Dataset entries
= = = = = = =

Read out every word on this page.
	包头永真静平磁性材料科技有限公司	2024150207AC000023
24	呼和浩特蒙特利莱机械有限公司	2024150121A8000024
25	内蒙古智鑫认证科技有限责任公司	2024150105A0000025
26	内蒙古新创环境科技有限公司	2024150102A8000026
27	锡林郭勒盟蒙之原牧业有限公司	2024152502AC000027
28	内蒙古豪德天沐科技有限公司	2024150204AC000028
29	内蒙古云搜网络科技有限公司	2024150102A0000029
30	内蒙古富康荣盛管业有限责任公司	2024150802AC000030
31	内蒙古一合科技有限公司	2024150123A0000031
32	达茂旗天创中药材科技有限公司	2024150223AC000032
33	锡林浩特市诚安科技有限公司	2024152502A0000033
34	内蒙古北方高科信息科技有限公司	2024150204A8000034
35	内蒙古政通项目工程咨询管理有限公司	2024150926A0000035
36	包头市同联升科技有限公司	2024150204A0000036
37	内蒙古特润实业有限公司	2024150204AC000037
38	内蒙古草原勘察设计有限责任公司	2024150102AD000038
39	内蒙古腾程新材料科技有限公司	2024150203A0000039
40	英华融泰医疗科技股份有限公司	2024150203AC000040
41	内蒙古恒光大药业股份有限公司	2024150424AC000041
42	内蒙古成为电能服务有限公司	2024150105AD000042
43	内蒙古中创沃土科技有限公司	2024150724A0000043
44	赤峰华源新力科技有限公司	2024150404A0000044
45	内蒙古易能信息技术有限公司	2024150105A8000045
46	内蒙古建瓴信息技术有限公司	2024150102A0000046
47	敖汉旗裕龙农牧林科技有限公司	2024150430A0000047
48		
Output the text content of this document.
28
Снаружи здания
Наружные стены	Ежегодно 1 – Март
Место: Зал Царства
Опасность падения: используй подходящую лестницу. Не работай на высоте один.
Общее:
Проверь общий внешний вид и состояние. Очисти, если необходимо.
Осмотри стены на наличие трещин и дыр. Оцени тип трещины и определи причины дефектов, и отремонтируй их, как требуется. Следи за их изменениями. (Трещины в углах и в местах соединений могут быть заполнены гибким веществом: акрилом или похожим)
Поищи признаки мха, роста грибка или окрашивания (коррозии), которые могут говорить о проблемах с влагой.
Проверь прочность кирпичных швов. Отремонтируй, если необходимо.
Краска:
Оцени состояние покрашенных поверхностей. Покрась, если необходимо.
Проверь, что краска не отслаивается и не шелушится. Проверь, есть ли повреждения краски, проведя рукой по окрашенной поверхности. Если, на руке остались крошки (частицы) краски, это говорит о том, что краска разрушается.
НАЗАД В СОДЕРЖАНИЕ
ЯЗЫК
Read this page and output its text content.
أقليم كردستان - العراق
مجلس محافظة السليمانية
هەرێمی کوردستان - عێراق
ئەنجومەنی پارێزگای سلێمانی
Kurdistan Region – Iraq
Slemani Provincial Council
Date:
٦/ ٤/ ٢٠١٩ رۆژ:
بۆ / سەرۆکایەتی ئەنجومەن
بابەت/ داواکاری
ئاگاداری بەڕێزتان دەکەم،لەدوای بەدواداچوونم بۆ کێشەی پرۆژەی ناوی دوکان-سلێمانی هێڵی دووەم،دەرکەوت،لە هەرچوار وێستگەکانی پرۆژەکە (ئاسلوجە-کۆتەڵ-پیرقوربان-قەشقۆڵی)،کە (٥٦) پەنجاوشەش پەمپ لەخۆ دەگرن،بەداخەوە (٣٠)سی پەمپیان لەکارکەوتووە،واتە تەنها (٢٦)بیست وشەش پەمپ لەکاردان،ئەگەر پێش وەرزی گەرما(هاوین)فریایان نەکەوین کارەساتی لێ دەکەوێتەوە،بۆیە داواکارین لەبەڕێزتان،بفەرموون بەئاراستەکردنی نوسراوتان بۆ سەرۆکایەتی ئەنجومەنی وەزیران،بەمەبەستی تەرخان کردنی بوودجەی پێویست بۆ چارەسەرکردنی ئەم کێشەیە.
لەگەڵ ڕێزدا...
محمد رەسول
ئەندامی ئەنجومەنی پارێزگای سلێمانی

= = = = = = =

THE PROBLEM: Transcribe all of the lines in the records precisely.

SOLUTION TO THIS TASK:
Read out every word on this page.
	包头永真静平磁性材料科技有限公司	2024150207AC000023
24	呼和浩特蒙特利莱机械有限公司	2024150121A8000024
25	内蒙古智鑫认证科技有限责任公司	2024150105A0000025
26	内蒙古新创环境科技有限公司	2024150102A8000026
27	锡林郭勒盟蒙之原牧业有限公司	2024152502AC000027
28	内蒙古豪德天沐科技有限公司	2024150204AC000028
29	内蒙古云搜网络科技有限公司	2024150102A0000029
30	内蒙古富康荣盛管业有限责任公司	2024150802AC000030
31	内蒙古一合科技有限公司	2024150123A0000031
32	达茂旗天创中药材科技有限公司	2024150223AC000032
33	锡林浩特市诚安科技有限公司	2024152502A0000033
34	内蒙古北方高科信息科技有限公司	2024150204A8000034
35	内蒙古政通项目工程咨询管理有限公司	2024150926A0000035
36	包头市同联升科技有限公司	2024150204A0000036
37	内蒙古特润实业有限公司	2024150204AC000037
38	内蒙古草原勘察设计有限责任公司	2024150102AD000038
39	内蒙古腾程新材料科技有限公司	2024150203A0000039
40	英华融泰医疗科技股份有限公司	2024150203AC000040
41	内蒙古恒光大药业股份有限公司	2024150424AC000041
42	内蒙古成为电能服务有限公司	2024150105AD000042
43	内蒙古中创沃土科技有限公司	2024150724A0000043
44	赤峰华源新力科技有限公司	2024150404A0000044
45	内蒙古易能信息技术有限公司	2024150105A8000045
46	内蒙古建瓴信息技术有限公司	2024150102A0000046
47	敖汉旗裕龙农牧林科技有限公司	2024150430A0000047
48		
Output the text content of this document.
28
Снаружи здания
Наружные стены	Ежегодно 1 – Март
Место: Зал Царства
Опасность падения: используй подходящую лестницу. Не работай на высоте один.
Общее:
Проверь общий внешний вид и состояние. Очисти, если необходимо.
Осмотри стены на наличие трещин и дыр. Оцени тип трещины и определи причины дефектов, и отремонтируй их, как требуется. Следи за их изменениями. (Трещины в углах и в местах соединений могут быть заполнены гибким веществом: акрилом или похожим)
Поищи признаки мха, роста грибка или окрашивания (коррозии), которые могут говорить о проблемах с влагой.
Проверь прочность кирпичных швов. Отремонтируй, если необходимо.
Краска:
Оцени состояние покрашенных поверхностей. Покрась, если необходимо.
Проверь, что краска не отслаивается и не шелушится. Проверь, есть ли повреждения краски, проведя рукой по окрашенной поверхности. Если, на руке остались крошки (частицы) краски, это говорит о том, что краска разрушается.
НАЗАД В СОДЕРЖАНИЕ
ЯЗЫК
Read this page and output its text content.
أقليم كردستان - العراق
مجلس محافظة السليمانية
هەرێمی کوردستان - عێراق
ئەنجومەنی پارێزگای سلێمانی
Kurdistan Region – Iraq
Slemani Provincial Council
Date:
٦/ ٤/ ٢٠١٩ رۆژ:
بۆ / سەرۆکایەتی ئەنجومەن
بابەت/ داواکاری
ئاگاداری بەڕێزتان دەکەم،لەدوای بەدواداچوونم بۆ کێشەی پرۆژەی ناوی دوکان-سلێمانی هێڵی دووەم،دەرکەوت،لە هەرچوار وێستگەکانی پرۆژەکە (ئاسلوجە-کۆتەڵ-پیرقوربان-قەشقۆڵی)،کە (٥٦) پەنجاوشەش پەمپ لەخۆ دەگرن،بەداخەوە (٣٠)سی پەمپیان لەکارکەوتووە،واتە تەنها (٢٦)بیست وشەش پەمپ لەکاردان،ئەگەر پێش وەرزی گەرما(هاوین)فریایان نەکەوین کارەساتی لێ دەکەوێتەوە،بۆیە داواکارین لەبەڕێزتان،بفەرموون بەئاراستەکردنی نوسراوتان بۆ سەرۆکایەتی ئەنجومەنی وەزیران،بەمەبەستی تەرخان کردنی بوودجەی پێویست بۆ چارەسەرکردنی ئەم کێشەیە.
لەگەڵ ڕێزدا...
محمد رەسول
ئەندامی ئەنجومەنی پارێزگای سلێمانی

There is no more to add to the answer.